## Excerpted text

We will first select verses, then split on punctuators.

Procedure:

1. For each verb, get the verse in English translation, words in verse, and split verse by punctuators.
2. Map strings to string objects so they can be tracked while being manipulated like normal strings.

## Parsing English with Spacy

For understanding the basics of Spacy, see:
https://spacy.io/usage/linguistic-features

In [20]:
import spacy 
nlp = spacy.load('en_core_web_sm')
test_str = 'In the beginning, God created the heavens and the earth. Let there be light.'

doc = nlp(test_str)

In [23]:
for token in doc:
    print(token.text, token.tag_, token.pos_, token.dep_)

In IN ADP prep
the DT DET det
beginning NN NOUN pobj
, , PUNCT punct
God NNP PROPN nsubj
created VBD VERB ROOT
the DT DET det
heavens NNPS PROPN dobj
and CC CCONJ cc
the DT DET det
earth NN NOUN conj
. . PUNCT punct
Let VB VERB ROOT
there EX PRON expl
be VB AUX ccomp
light JJ ADJ attr
. . PUNCT punct


In [24]:
spacy.explain('VBD')

## Supplied data

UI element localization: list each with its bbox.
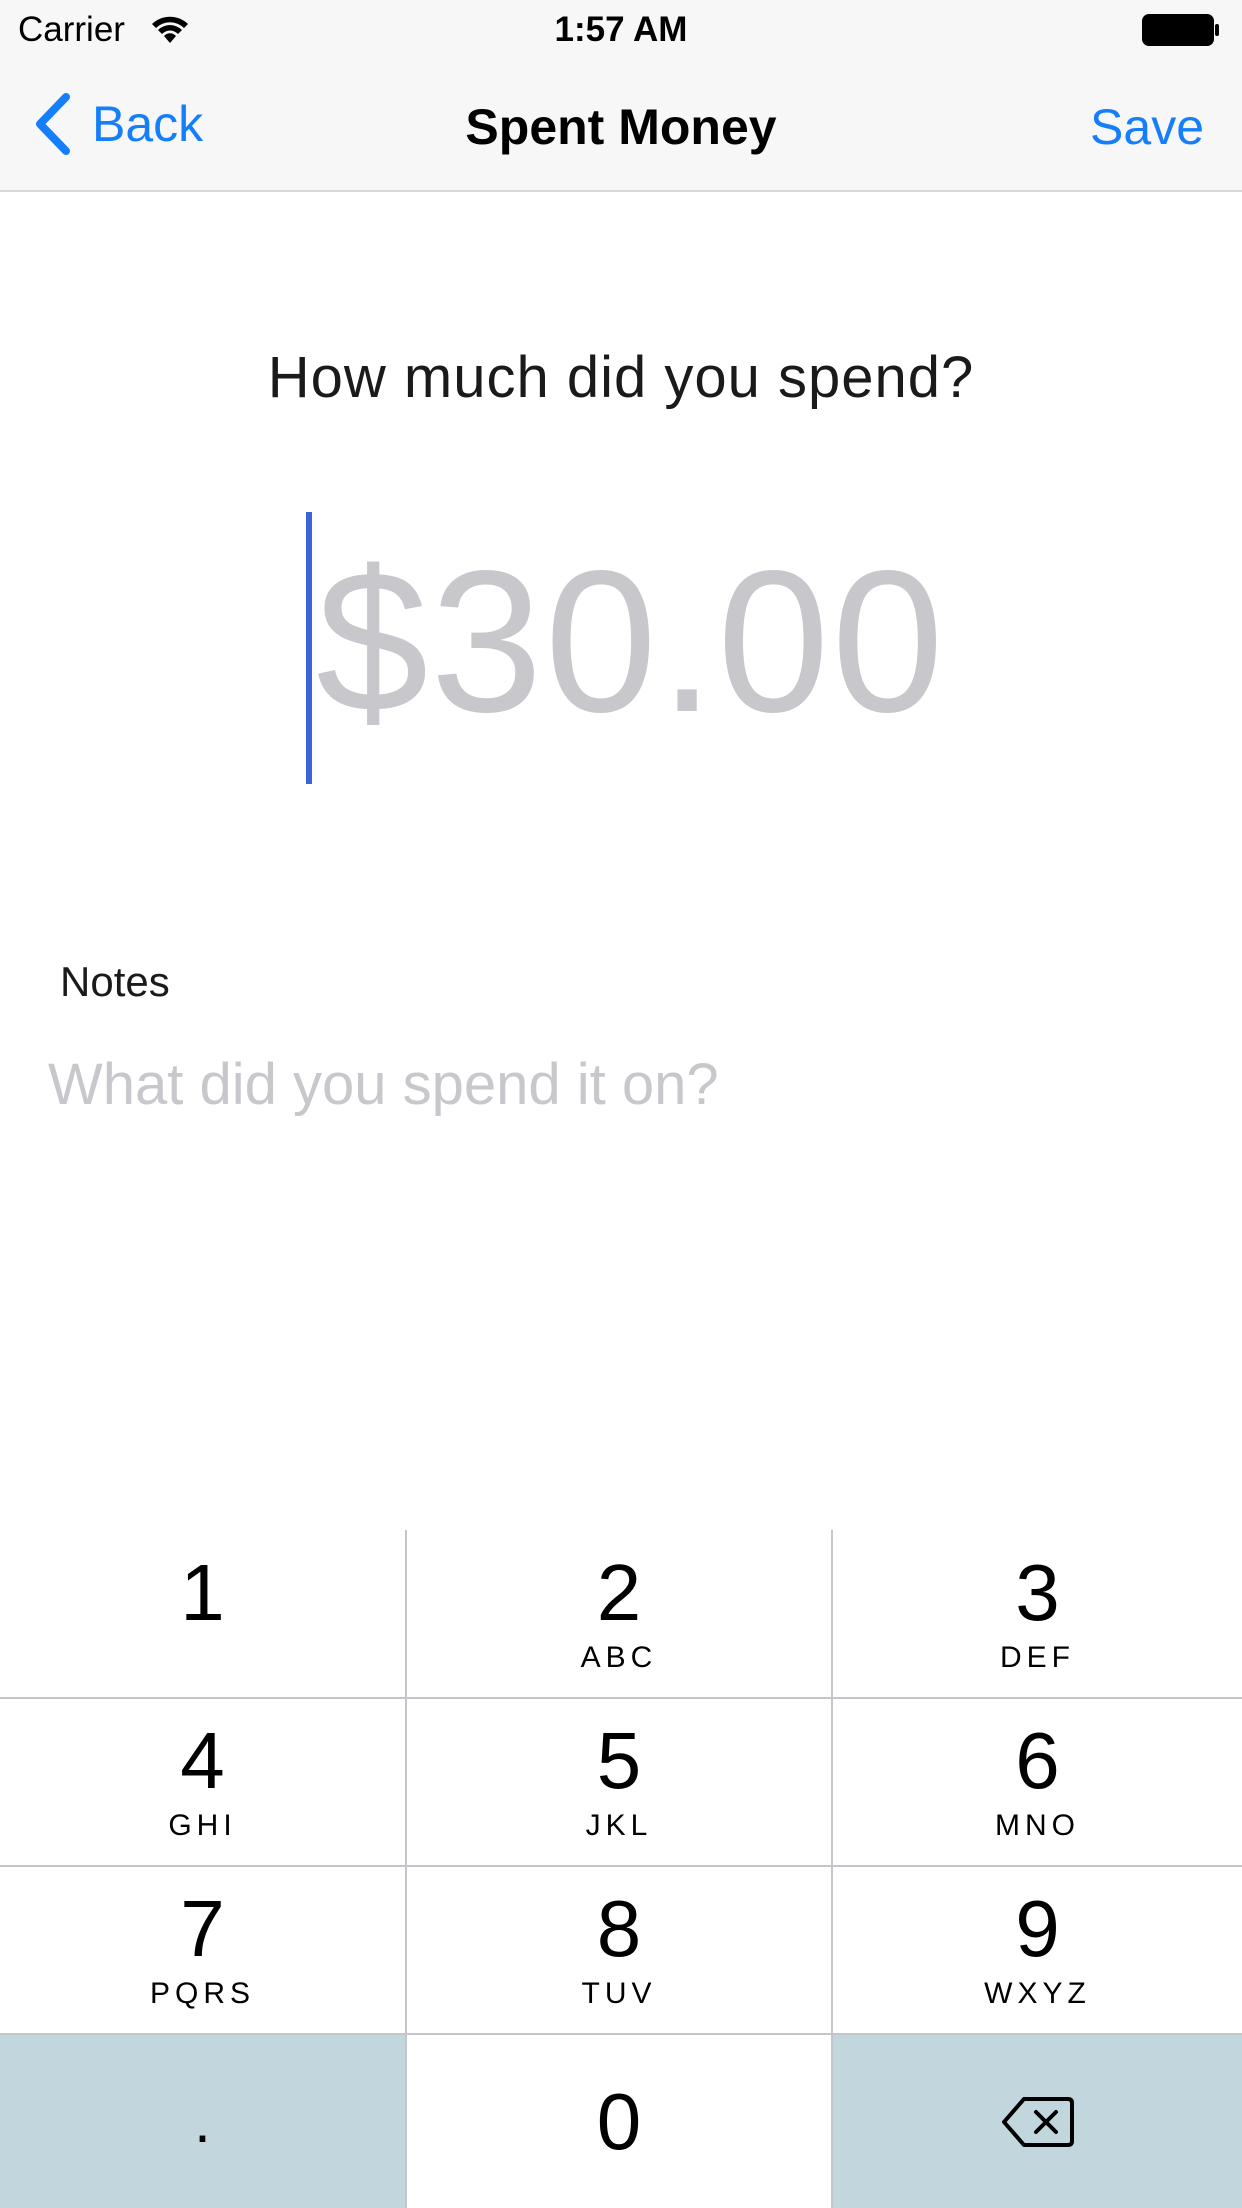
key-letters: TUV [581,1977,657,2010]
key-7[interactable]: 7 PQRS [0,1867,407,2035]
key-digit: 2 [596,1547,642,1637]
key-digit: 4 [180,1716,225,1805]
key-1[interactable]: 1 [0,1530,407,1699]
key-letters: DEF [1000,1640,1075,1674]
notes-input[interactable] [48,1044,1188,1124]
page-title: Spent Money [465,99,777,155]
spent-money-screen: Carrier 1:57 AM Back Spent Money Save Ho… [0,0,1242,2208]
notes-label: Notes [60,958,170,1005]
key-letters: JKL [585,1809,653,1842]
key-3[interactable]: 3 DEF [833,1530,1242,1699]
key-digit: 6 [1015,1716,1060,1805]
key-letters: GHI [168,1809,237,1842]
key-digit: 7 [180,1884,225,1973]
key-2[interactable]: 2 ABC [407,1530,833,1699]
nav-bar: Back Spent Money Save [0,60,1242,190]
key-5[interactable]: 5 JKL [407,1699,833,1867]
save-button[interactable]: Save [1090,98,1204,156]
decimal-label: . [194,2087,211,2155]
key-digit: 3 [1015,1547,1060,1637]
navigation-header: Carrier 1:57 AM Back Spent Money Save [0,0,1242,192]
key-letters: PQRS [149,1977,256,2010]
backspace-icon [1001,2096,1074,2147]
key-6[interactable]: 6 MNO [833,1699,1242,1867]
status-time: 1:57 AM [554,10,688,49]
text-cursor [306,512,312,784]
key-letters: WXYZ [984,1977,1091,2010]
amount-question: How much did you spend? [267,345,975,410]
key-9[interactable]: 9 WXYZ [833,1867,1242,2035]
key-digit: 9 [1015,1884,1060,1973]
decimal-key[interactable]: . [0,2035,407,2208]
key-digit: 1 [180,1547,225,1637]
numeric-keypad: 1 2 ABC 3 DEF 4 GHI 5 JKL 6 MNO 7 PQRS 8 [0,1530,1242,2208]
amount-placeholder: $30.00 [316,528,946,754]
delete-key[interactable] [833,2035,1242,2208]
key-digit: 0 [596,2076,642,2166]
key-letters: MNO [995,1809,1080,1842]
key-0[interactable]: 0 [407,2035,833,2208]
status-bar: Carrier 1:57 AM [0,0,1242,60]
battery-icon [1142,14,1219,46]
key-4[interactable]: 4 GHI [0,1699,407,1867]
key-letters: ABC [580,1640,658,1674]
key-digit: 5 [596,1716,642,1805]
key-digit: 8 [596,1884,642,1973]
amount-input[interactable]: $30.00 [306,512,966,787]
key-8[interactable]: 8 TUV [407,1867,833,2035]
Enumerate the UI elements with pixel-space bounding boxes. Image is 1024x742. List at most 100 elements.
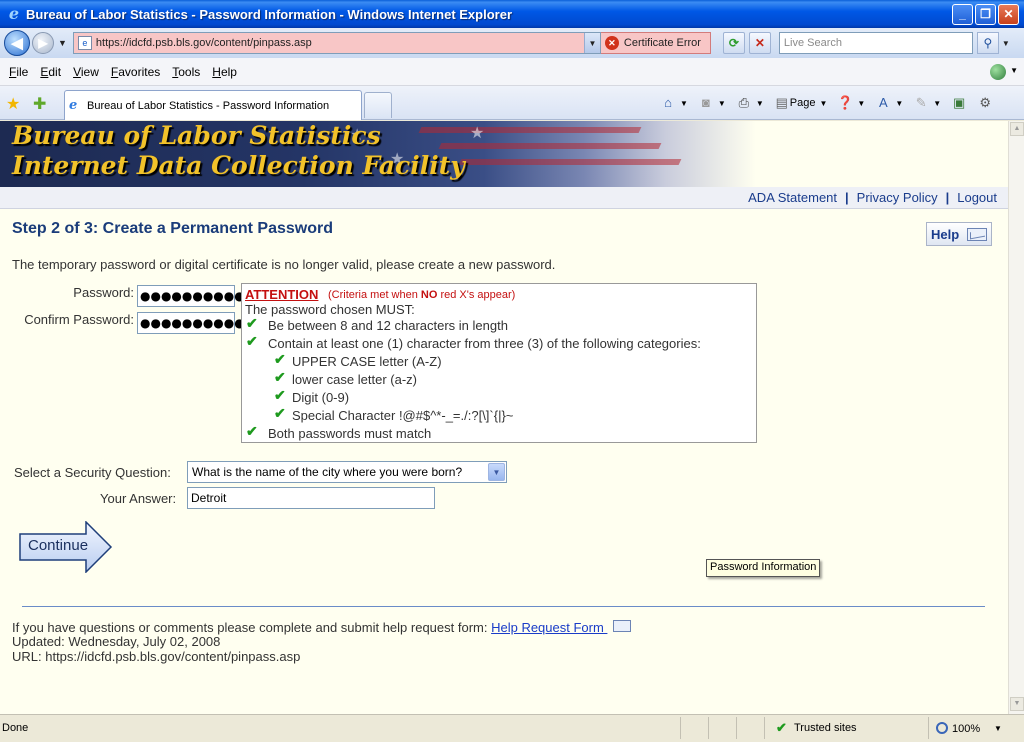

## Exercise task
Write the next part of the notebook excerpt on parsing verses with spaCy, starting after its last line. The records have nothing to do with what you're asked here.

## Written reply
'verb, past tense'

In [25]:
spacy.explain('EX')

'existential there'

In [26]:
spacy.explain('VB')

'verb, base form'

In [27]:
spacy.explain('expl')

'expletive'

In [28]:
spacy.explain('ccomp')

'clausal complement'

Looking at sentence segementations:

In [34]:
for sent in doc.sents:
    print(sent)

In the beginning, God created the heavens and the earth.
Let there be light.


In [35]:
# noun segements
for nc in doc.noun_chunks:
    print(nc)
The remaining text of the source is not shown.